(Extracted records)
· · · · ·
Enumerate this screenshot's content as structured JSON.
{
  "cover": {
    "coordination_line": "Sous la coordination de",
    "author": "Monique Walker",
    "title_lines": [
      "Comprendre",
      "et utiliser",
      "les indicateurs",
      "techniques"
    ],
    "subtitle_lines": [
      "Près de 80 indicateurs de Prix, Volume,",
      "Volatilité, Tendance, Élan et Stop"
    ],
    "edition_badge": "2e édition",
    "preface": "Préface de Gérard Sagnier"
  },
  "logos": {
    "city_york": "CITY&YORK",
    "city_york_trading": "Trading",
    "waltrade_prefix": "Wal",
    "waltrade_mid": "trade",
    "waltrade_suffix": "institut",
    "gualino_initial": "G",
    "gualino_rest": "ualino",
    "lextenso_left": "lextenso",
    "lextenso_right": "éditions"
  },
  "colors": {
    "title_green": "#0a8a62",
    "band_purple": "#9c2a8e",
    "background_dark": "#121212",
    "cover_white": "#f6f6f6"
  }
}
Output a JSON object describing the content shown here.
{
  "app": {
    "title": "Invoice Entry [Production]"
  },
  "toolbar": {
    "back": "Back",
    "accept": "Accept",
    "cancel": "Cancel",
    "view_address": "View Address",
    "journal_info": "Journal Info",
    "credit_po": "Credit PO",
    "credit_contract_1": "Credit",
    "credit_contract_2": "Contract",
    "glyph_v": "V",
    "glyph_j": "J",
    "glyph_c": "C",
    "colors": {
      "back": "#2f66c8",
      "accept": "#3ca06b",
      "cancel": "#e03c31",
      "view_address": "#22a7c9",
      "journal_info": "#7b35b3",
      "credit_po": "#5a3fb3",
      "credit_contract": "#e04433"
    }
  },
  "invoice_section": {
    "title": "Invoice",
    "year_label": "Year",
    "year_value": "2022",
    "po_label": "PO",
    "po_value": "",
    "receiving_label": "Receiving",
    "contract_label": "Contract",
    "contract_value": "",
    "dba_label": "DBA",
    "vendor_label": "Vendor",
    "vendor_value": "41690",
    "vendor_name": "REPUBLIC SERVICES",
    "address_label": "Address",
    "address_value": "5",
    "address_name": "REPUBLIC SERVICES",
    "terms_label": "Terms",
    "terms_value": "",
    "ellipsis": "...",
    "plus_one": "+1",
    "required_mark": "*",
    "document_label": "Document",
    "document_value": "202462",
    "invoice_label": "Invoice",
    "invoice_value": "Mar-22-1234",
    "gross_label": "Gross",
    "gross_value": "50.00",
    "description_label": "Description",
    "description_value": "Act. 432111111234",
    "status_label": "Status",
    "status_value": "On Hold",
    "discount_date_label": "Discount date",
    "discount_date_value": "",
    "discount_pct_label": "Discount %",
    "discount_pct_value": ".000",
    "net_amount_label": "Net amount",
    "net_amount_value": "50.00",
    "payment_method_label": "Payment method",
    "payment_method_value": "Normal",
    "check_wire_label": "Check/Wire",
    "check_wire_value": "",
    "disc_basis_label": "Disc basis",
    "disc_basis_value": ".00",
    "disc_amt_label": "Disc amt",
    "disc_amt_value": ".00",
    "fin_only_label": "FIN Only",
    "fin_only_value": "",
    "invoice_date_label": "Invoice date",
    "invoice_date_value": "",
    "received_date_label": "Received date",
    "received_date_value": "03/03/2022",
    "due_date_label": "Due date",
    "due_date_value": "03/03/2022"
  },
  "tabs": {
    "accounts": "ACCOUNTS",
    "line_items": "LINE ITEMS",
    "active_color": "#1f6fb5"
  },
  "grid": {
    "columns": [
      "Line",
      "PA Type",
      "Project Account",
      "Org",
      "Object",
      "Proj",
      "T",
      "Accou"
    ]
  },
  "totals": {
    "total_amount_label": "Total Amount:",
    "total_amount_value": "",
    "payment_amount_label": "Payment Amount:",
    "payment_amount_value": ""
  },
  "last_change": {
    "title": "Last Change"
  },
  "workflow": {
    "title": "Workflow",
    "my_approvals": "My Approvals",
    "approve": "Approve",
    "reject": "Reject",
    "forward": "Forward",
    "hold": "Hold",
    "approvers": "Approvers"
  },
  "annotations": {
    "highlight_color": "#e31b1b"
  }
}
· · · · ·
● **GOAL**
Reproduce all of the data exactly as given.

● **PROBLEM SOLUTION**
Enumerate this screenshot's content as structured JSON.
{
  "cover": {
    "coordination_line": "Sous la coordination de",
    "author": "Monique Walker",
    "title_lines": [
      "Comprendre",
      "et utiliser",
      "les indicateurs",
      "techniques"
    ],
    "subtitle_lines": [
      "Près de 80 indicateurs de Prix, Volume,",
      "Volatilité, Tendance, Élan et Stop"
    ],
    "edition_badge": "2e édition",
    "preface": "Préface de Gérard Sagnier"
  },
  "logos": {
    "city_york": "CITY&YORK",
    "city_york_trading": "Trading",
    "waltrade_prefix": "Wal",
    "waltrade_mid": "trade",
    "waltrade_suffix": "institut",
    "gualino_initial": "G",
    "gualino_rest": "ualino",
    "lextenso_left": "lextenso",
    "lextenso_right": "éditions"
  },
  "colors": {
    "title_green": "#0a8a62",
    "band_purple": "#9c2a8e",
    "background_dark": "#121212",
    "cover_white": "#f6f6f6"
  }
}
Output a JSON object describing the content shown here.
{
  "app": {
    "title": "Invoice Entry [Production]"
  },
  "toolbar": {
    "back": "Back",
    "accept": "Accept",
    "cancel": "Cancel",
    "view_address": "View Address",
    "journal_info": "Journal Info",
    "credit_po": "Credit PO",
    "credit_contract_1": "Credit",
    "credit_contract_2": "Contract",
    "glyph_v": "V",
    "glyph_j": "J",
    "glyph_c": "C",
    "colors": {
      "back": "#2f66c8",
      "accept": "#3ca06b",
      "cancel": "#e03c31",
      "view_address": "#22a7c9",
      "journal_info": "#7b35b3",
      "credit_po": "#5a3fb3",
      "credit_contract": "#e04433"
    }
  },
  "invoice_section": {
    "title": "Invoice",
    "year_label": "Year",
    "year_value": "2022",
    "po_label": "PO",
    "po_value": "",
    "receiving_label": "Receiving",
    "contract_label": "Contract",
    "contract_value": "",
    "dba_label": "DBA",
    "vendor_label": "Vendor",
    "vendor_value": "41690",
    "vendor_name": "REPUBLIC SERVICES",
    "address_label": "Address",
    "address_value": "5",
    "address_name": "REPUBLIC SERVICES",
    "terms_label": "Terms",
    "terms_value": "",
    "ellipsis": "...",
    "plus_one": "+1",
    "required_mark": "*",
    "document_label": "Document",
    "document_value": "202462",
    "invoice_label": "Invoice",
    "invoice_value": "Mar-22-1234",
    "gross_label": "Gross",
    "gross_value": "50.00",
    "description_label": "Description",
    "description_value": "Act. 432111111234",
    "status_label": "Status",
    "status_value": "On Hold",
    "discount_date_label": "Discount date",
    "discount_date_value": "",
    "discount_pct_label": "Discount %",
    "discount_pct_value": ".000",
    "net_amount_label": "Net amount",
    "net_amount_value": "50.00",
    "payment_method_label": "Payment method",
    "payment_method_value": "Normal",
    "check_wire_label": "Check/Wire",
    "check_wire_value": "",
    "disc_basis_label": "Disc basis",
    "disc_basis_value": ".00",
    "disc_amt_label": "Disc amt",
    "disc_amt_value": ".00",
    "fin_only_label": "FIN Only",
    "fin_only_value": "",
    "invoice_date_label": "Invoice date",
    "invoice_date_value": "",
    "received_date_label": "Received date",
    "received_date_value": "03/03/2022",
    "due_date_label": "Due date",
    "due_date_value": "03/03/2022"
  },
  "tabs": {
    "accounts": "ACCOUNTS",
    "line_items": "LINE ITEMS",
    "active_color": "#1f6fb5"
  },
  "grid": {
    "columns": [
      "Line",
      "PA Type",
      "Project Account",
      "Org",
      "Object",
      "Proj",
      "T",
      "Accou"
    ]
  },
  "totals": {
    "total_amount_label": "Total Amount:",
    "total_amount_value": "",
    "payment_amount_label": "Payment Amount:",
    "payment_amount_value": ""
  },
  "last_change": {
    "title": "Last Change"
  },
  "workflow": {
    "title": "Workflow",
    "my_approvals": "My Approvals",
    "approve": "Approve",
    "reject": "Reject",
    "forward": "Forward",
    "hold": "Hold",
    "approvers": "Approvers"
  },
  "annotations": {
    "highlight_color": "#e31b1b"
  }
}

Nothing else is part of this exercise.